▸ **What you need to do**: Set the listing down unchanged, minus every embedded image.
____ Records for the exercise
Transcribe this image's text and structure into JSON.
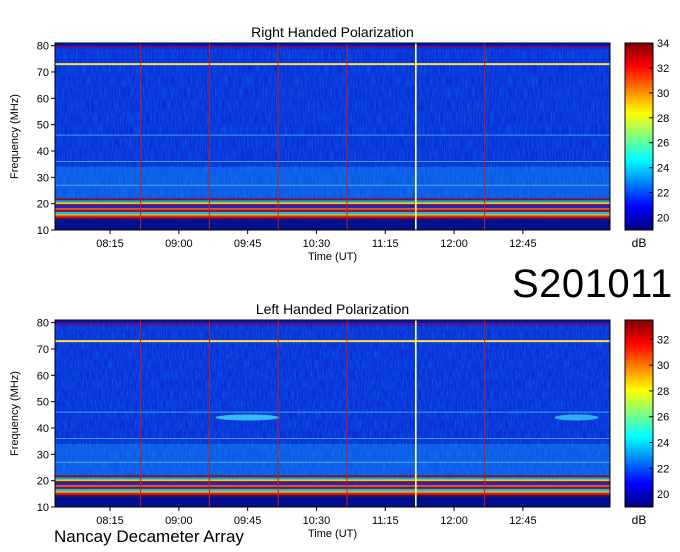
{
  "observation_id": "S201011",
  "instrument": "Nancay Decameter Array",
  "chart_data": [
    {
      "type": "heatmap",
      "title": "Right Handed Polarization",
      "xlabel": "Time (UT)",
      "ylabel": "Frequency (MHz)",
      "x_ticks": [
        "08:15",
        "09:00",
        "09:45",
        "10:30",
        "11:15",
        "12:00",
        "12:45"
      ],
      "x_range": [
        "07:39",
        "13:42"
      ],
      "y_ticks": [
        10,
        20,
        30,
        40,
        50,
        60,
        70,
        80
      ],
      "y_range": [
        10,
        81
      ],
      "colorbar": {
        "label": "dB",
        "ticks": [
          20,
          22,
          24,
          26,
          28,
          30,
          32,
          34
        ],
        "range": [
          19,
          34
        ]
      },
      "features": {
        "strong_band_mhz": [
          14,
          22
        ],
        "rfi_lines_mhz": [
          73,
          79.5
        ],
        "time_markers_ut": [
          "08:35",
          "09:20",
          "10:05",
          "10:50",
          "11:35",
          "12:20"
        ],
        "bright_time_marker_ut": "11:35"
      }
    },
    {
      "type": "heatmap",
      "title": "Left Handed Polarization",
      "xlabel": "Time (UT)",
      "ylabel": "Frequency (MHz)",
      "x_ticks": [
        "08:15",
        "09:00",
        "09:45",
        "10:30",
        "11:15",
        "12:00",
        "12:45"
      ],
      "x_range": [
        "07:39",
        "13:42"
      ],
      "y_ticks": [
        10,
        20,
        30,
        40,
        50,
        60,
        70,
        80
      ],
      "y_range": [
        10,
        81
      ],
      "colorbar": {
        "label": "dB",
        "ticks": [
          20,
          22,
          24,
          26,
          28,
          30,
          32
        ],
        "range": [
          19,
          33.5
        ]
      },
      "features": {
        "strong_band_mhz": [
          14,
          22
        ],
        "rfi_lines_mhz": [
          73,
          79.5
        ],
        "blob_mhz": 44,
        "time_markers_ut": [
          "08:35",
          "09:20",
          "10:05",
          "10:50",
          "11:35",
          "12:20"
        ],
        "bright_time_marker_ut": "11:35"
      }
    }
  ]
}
________
▸ **Output of the task**:
Transcribe this image's text and structure into JSON.
{
  "observation_id": "S201011",
  "instrument": "Nancay Decameter Array",
  "chart_data": [
    {
      "type": "heatmap",
      "title": "Right Handed Polarization",
      "xlabel": "Time (UT)",
      "ylabel": "Frequency (MHz)",
      "x_ticks": [
        "08:15",
        "09:00",
        "09:45",
        "10:30",
        "11:15",
        "12:00",
        "12:45"
      ],
      "x_range": [
        "07:39",
        "13:42"
      ],
      "y_ticks": [
        10,
        20,
        30,
        40,
        50,
        60,
        70,
        80
      ],
      "y_range": [
        10,
        81
      ],
      "colorbar": {
        "label": "dB",
        "ticks": [
          20,
          22,
          24,
          26,
          28,
          30,
          32,
          34
        ],
        "range": [
          19,
          34
        ]
      },
      "features": {
        "strong_band_mhz": [
          14,
          22
        ],
        "rfi_lines_mhz": [
          73,
          79.5
        ],
        "time_markers_ut": [
          "08:35",
          "09:20",
          "10:05",
          "10:50",
          "11:35",
          "12:20"
        ],
        "bright_time_marker_ut": "11:35"
      }
    },
    {
      "type": "heatmap",
      "title": "Left Handed Polarization",
      "xlabel": "Time (UT)",
      "ylabel": "Frequency (MHz)",
      "x_ticks": [
        "08:15",
        "09:00",
        "09:45",
        "10:30",
        "11:15",
        "12:00",
        "12:45"
      ],
      "x_range": [
        "07:39",
        "13:42"
      ],
      "y_ticks": [
        10,
        20,
        30,
        40,
        50,
        60,
        70,
        80
      ],
      "y_range": [
        10,
        81
      ],
      "colorbar": {
        "label": "dB",
        "ticks": [
          20,
          22,
          24,
          26,
          28,
          30,
          32
        ],
        "range": [
          19,
          33.5
        ]
      },
      "features": {
        "strong_band_mhz": [
          14,
          22
        ],
        "rfi_lines_mhz": [
          73,
          79.5
        ],
        "blob_mhz": 44,
        "time_markers_ut": [
          "08:35",
          "09:20",
          "10:05",
          "10:50",
          "11:35",
          "12:20"
        ],
        "bright_time_marker_ut": "11:35"
      }
    }
  ]
}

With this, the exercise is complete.